WHAT YOU HAVE TO DO: Copy the full set of lines exactly as given.

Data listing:
▽
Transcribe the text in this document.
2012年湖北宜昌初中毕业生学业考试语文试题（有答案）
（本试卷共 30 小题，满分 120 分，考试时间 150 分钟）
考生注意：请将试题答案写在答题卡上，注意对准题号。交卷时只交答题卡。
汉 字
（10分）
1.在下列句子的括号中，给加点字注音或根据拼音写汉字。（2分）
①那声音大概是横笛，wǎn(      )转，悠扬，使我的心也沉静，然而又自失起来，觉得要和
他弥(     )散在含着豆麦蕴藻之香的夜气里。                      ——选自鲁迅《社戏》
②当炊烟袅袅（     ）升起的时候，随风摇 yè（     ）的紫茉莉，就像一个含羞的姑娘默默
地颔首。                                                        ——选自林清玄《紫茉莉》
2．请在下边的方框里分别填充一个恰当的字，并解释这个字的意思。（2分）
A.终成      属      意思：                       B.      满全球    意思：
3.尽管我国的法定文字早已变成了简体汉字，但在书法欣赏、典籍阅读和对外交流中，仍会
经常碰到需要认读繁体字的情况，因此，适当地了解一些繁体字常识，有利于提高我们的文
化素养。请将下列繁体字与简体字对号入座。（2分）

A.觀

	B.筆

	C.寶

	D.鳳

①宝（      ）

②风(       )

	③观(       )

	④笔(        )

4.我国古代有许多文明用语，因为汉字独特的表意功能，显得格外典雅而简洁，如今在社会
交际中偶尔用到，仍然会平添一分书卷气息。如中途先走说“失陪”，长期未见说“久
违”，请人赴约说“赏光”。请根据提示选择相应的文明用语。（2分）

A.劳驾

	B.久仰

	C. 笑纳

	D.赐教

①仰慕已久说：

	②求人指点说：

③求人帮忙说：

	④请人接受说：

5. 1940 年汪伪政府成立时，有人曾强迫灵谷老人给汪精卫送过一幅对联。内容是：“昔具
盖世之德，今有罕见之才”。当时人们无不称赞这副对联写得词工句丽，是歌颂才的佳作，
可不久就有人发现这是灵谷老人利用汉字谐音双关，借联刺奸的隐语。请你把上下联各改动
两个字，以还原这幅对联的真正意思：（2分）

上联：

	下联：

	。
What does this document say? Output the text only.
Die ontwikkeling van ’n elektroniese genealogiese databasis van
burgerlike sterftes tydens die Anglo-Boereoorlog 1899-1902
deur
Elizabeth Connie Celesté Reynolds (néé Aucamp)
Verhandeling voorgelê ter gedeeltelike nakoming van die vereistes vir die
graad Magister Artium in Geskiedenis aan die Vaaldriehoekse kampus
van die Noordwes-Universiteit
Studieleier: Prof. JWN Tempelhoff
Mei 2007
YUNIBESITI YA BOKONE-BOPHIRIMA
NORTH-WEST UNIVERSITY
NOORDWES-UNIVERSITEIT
△
SOLUTION TO THIS EXERCISE:
Transcribe the text in this document.
2012年湖北宜昌初中毕业生学业考试语文试题（有答案）
（本试卷共 30 小题，满分 120 分，考试时间 150 分钟）
考生注意：请将试题答案写在答题卡上，注意对准题号。交卷时只交答题卡。
汉 字
（10分）
1.在下列句子的括号中，给加点字注音或根据拼音写汉字。（2分）
①那声音大概是横笛，wǎn(      )转，悠扬，使我的心也沉静，然而又自失起来，觉得要和
他弥(     )散在含着豆麦蕴藻之香的夜气里。                      ——选自鲁迅《社戏》
②当炊烟袅袅（     ）升起的时候，随风摇 yè（     ）的紫茉莉，就像一个含羞的姑娘默默
地颔首。                                                        ——选自林清玄《紫茉莉》
2．请在下边的方框里分别填充一个恰当的字，并解释这个字的意思。（2分）
A.终成      属      意思：                       B.      满全球    意思：
3.尽管我国的法定文字早已变成了简体汉字，但在书法欣赏、典籍阅读和对外交流中，仍会
经常碰到需要认读繁体字的情况，因此，适当地了解一些繁体字常识，有利于提高我们的文
化素养。请将下列繁体字与简体字对号入座。（2分）

A.觀

	B.筆

	C.寶

	D.鳳

①宝（      ）

②风(       )

	③观(       )

	④笔(        )

4.我国古代有许多文明用语，因为汉字独特的表意功能，显得格外典雅而简洁，如今在社会
交际中偶尔用到，仍然会平添一分书卷气息。如中途先走说“失陪”，长期未见说“久
违”，请人赴约说“赏光”。请根据提示选择相应的文明用语。（2分）

A.劳驾

	B.久仰

	C. 笑纳

	D.赐教

①仰慕已久说：

	②求人指点说：

③求人帮忙说：

	④请人接受说：

5. 1940 年汪伪政府成立时，有人曾强迫灵谷老人给汪精卫送过一幅对联。内容是：“昔具
盖世之德，今有罕见之才”。当时人们无不称赞这副对联写得词工句丽，是歌颂才的佳作，
可不久就有人发现这是灵谷老人利用汉字谐音双关，借联刺奸的隐语。请你把上下联各改动
两个字，以还原这幅对联的真正意思：（2分）

上联：

	下联：

	。
What does this document say? Output the text only.
Die ontwikkeling van ’n elektroniese genealogiese databasis van
burgerlike sterftes tydens die Anglo-Boereoorlog 1899-1902
deur
Elizabeth Connie Celesté Reynolds (néé Aucamp)
Verhandeling voorgelê ter gedeeltelike nakoming van die vereistes vir die
graad Magister Artium in Geskiedenis aan die Vaaldriehoekse kampus
van die Noordwes-Universiteit
Studieleier: Prof. JWN Tempelhoff
Mei 2007
YUNIBESITI YA BOKONE-BOPHIRIMA
NORTH-WEST UNIVERSITY
NOORDWES-UNIVERSITEIT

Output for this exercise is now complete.